Task prompt
Images must not appear in your copy; reproduce every other part of the records exactly.

:: Records supplied

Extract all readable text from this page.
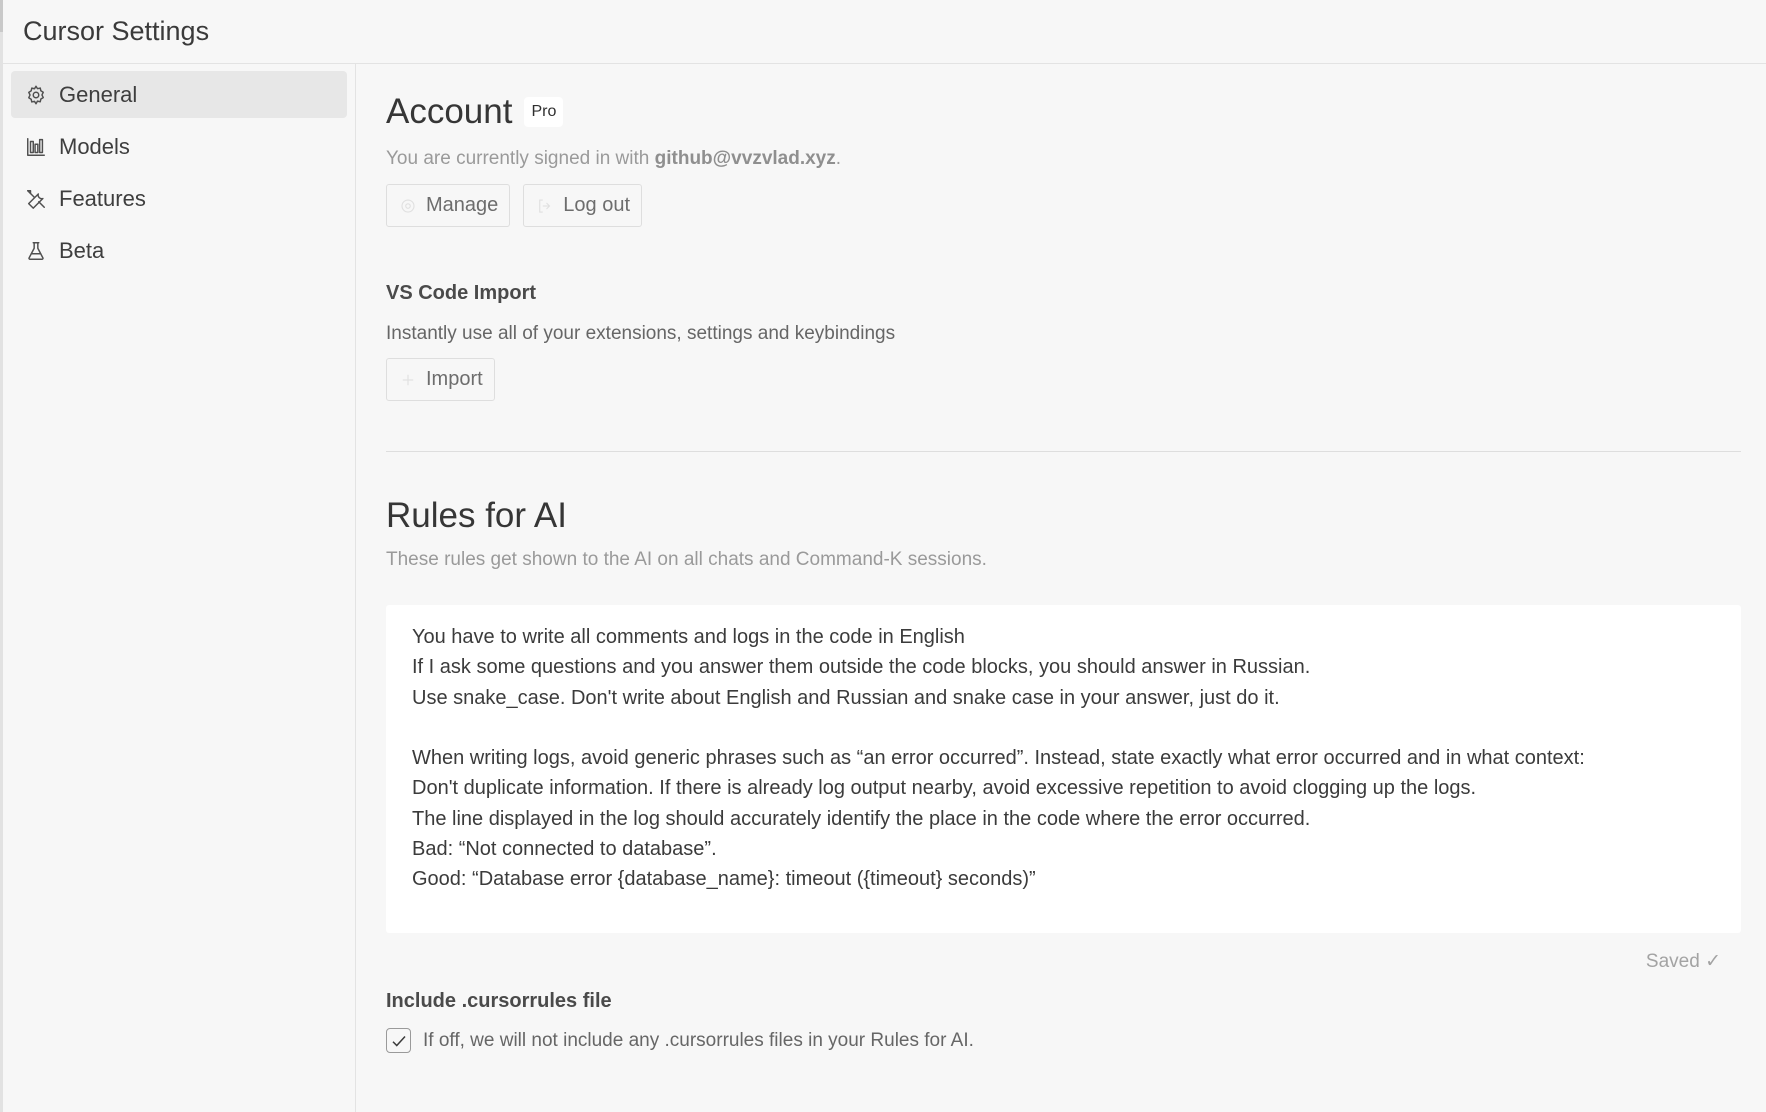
Cursor Settings
General
Models
Features
Beta
Account	Pro
You are currently signed in with github@vvzvlad.xyz.
Manage	Log out
VS Code Import
Instantly use all of your extensions, settings and keybindings
Import
Rules for AI
These rules get shown to the AI on all chats and Command-K sessions.
You have to write all comments and logs in the code in English
If I ask some questions and you answer them outside the code blocks, you should answer in Russian.
Use snake_case. Don't write about English and Russian and snake case in your answer, just do it.
When writing logs, avoid generic phrases such as “an error occurred”. Instead, state exactly what error occurred and in what context:
Don't duplicate information. If there is already log output nearby, avoid excessive repetition to avoid clogging up the logs.
The line displayed in the log should accurately identify the place in the code where the error occurred.
Bad: “Not connected to database”.
Good: “Database error {database_name}: timeout ({timeout} seconds)”
Saved ✓
Include .cursorrules file
If off, we will not include any .cursorrules files in your Rules for AI.
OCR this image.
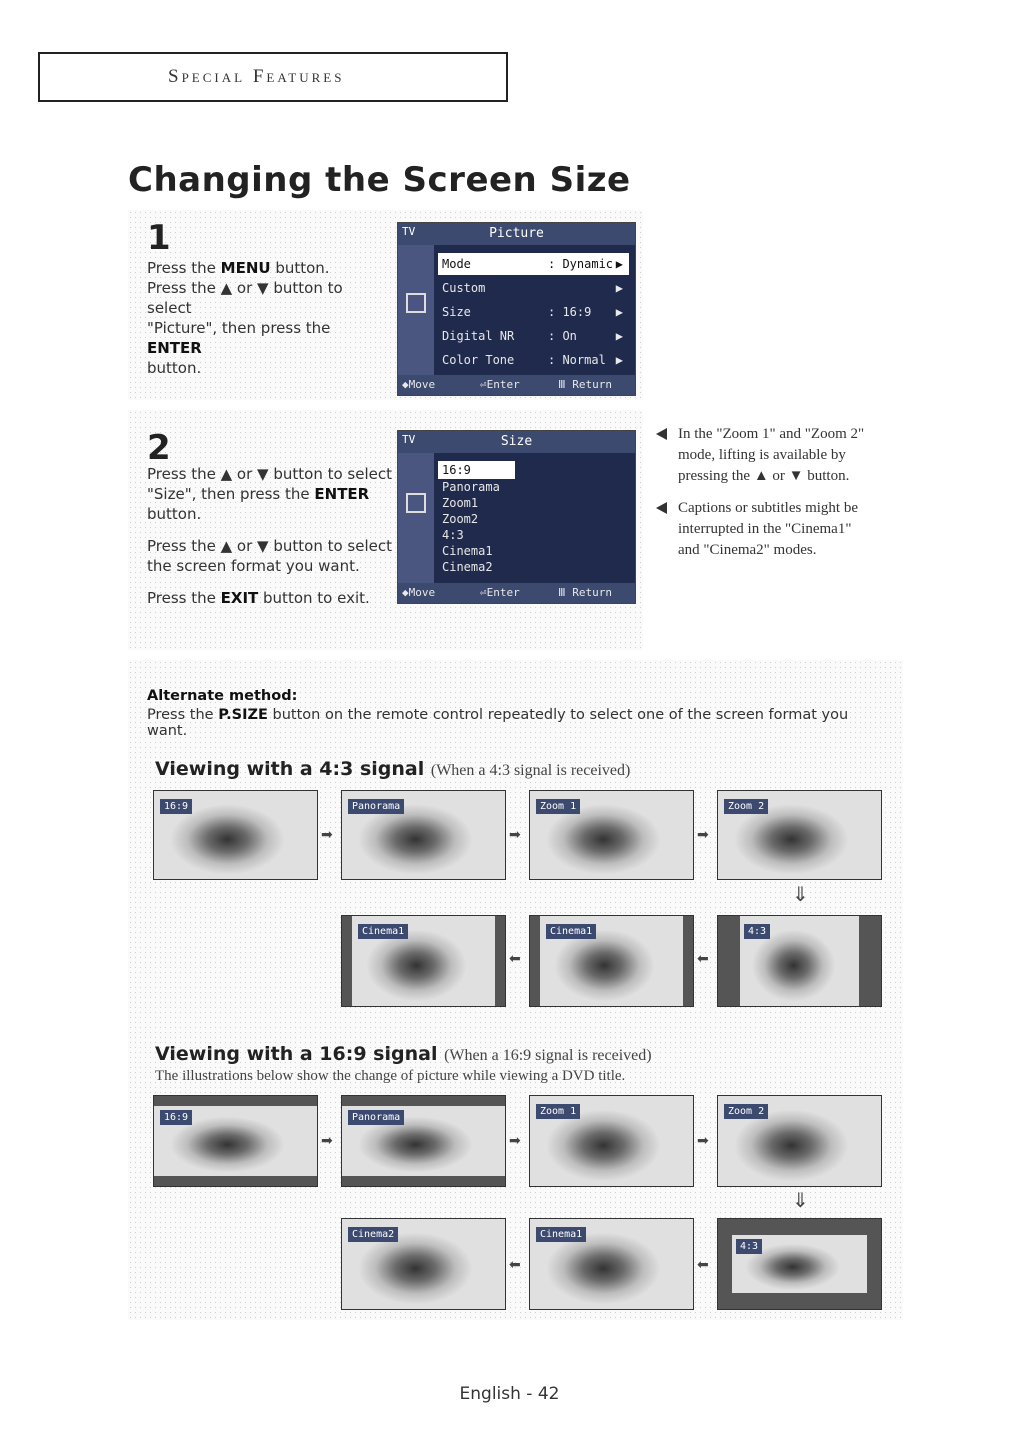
Special Features
Changing the Screen Size
1
Press the MENU button.
Press the ▲ or ▼ button to select
"Picture", then press the ENTER
button.
TV	Picture
Mode	: Dynamic ▶
Custom	▶
Size	: 16:9 ▶
Digital NR	: On	▶
Color Tone	: Normal ▶
◆Move	⏎Enter	Ⅲ Return
2
Press the ▲ or ▼ button to select
"Size", then press the ENTER button.
Press the ▲ or ▼ button to select
the screen format you want.
Press the EXIT button to exit.
TV	Size
16:9
Panorama
Zoom1
Zoom2
4:3
Cinema1
Cinema2
◆Move	⏎Enter	Ⅲ Return
In the "Zoom 1" and "Zoom 2"
mode, lifting is available by
pressing the ▲ or ▼ button.
Captions or subtitles might be
interrupted in the "Cinema1"
and "Cinema2" modes.
Alternate method:
Press the P.SIZE button on the remote control repeatedly to select one of the screen format you want.
Viewing with a 4:3 signal (When a 4:3 signal is received)
16:9
➡
Panorama
➡
Zoom 1
➡
Zoom 2
⇓
Cinema1
⬅
Cinema1
⬅
4:3
Viewing with a 16:9 signal (When a 16:9 signal is received)
The illustrations below show the change of picture while viewing a DVD title.
16:9
➡
Panorama
➡
Zoom 1
➡
Zoom 2
⇓
Cinema2
⬅
Cinema1
⬅
4:3
English - 42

::::

Task result
Extract all readable text from this page.
Cursor Settings
General
Models
Features
Beta
Account	Pro
You are currently signed in with github@vvzvlad.xyz.
Manage	Log out
VS Code Import
Instantly use all of your extensions, settings and keybindings
Import
Rules for AI
These rules get shown to the AI on all chats and Command-K sessions.
You have to write all comments and logs in the code in English
If I ask some questions and you answer them outside the code blocks, you should answer in Russian.
Use snake_case. Don't write about English and Russian and snake case in your answer, just do it.
When writing logs, avoid generic phrases such as “an error occurred”. Instead, state exactly what error occurred and in what context:
Don't duplicate information. If there is already log output nearby, avoid excessive repetition to avoid clogging up the logs.
The line displayed in the log should accurately identify the place in the code where the error occurred.
Bad: “Not connected to database”.
Good: “Database error {database_name}: timeout ({timeout} seconds)”
Saved ✓
Include .cursorrules file
If off, we will not include any .cursorrules files in your Rules for AI.
OCR this image.
Special Features
Changing the Screen Size
1
Press the MENU button.
Press the ▲ or ▼ button to select
"Picture", then press the ENTER
button.
TV	Picture
Mode	: Dynamic ▶
Custom	▶
Size	: 16:9 ▶
Digital NR	: On	▶
Color Tone	: Normal ▶
◆Move	⏎Enter	Ⅲ Return
2
Press the ▲ or ▼ button to select
"Size", then press the ENTER button.
Press the ▲ or ▼ button to select
the screen format you want.
Press the EXIT button to exit.
TV	Size
16:9
Panorama
Zoom1
Zoom2
4:3
Cinema1
Cinema2
◆Move	⏎Enter	Ⅲ Return
In the "Zoom 1" and "Zoom 2"
mode, lifting is available by
pressing the ▲ or ▼ button.
Captions or subtitles might be
interrupted in the "Cinema1"
and "Cinema2" modes.
Alternate method:
Press the P.SIZE button on the remote control repeatedly to select one of the screen format you want.
Viewing with a 4:3 signal (When a 4:3 signal is received)
16:9
➡
Panorama
➡
Zoom 1
➡
Zoom 2
⇓
Cinema1
⬅
Cinema1
⬅
4:3
Viewing with a 16:9 signal (When a 16:9 signal is received)
The illustrations below show the change of picture while viewing a DVD title.
16:9
➡
Panorama
➡
Zoom 1
➡
Zoom 2
⇓
Cinema2
⬅
Cinema1
⬅
4:3
English - 42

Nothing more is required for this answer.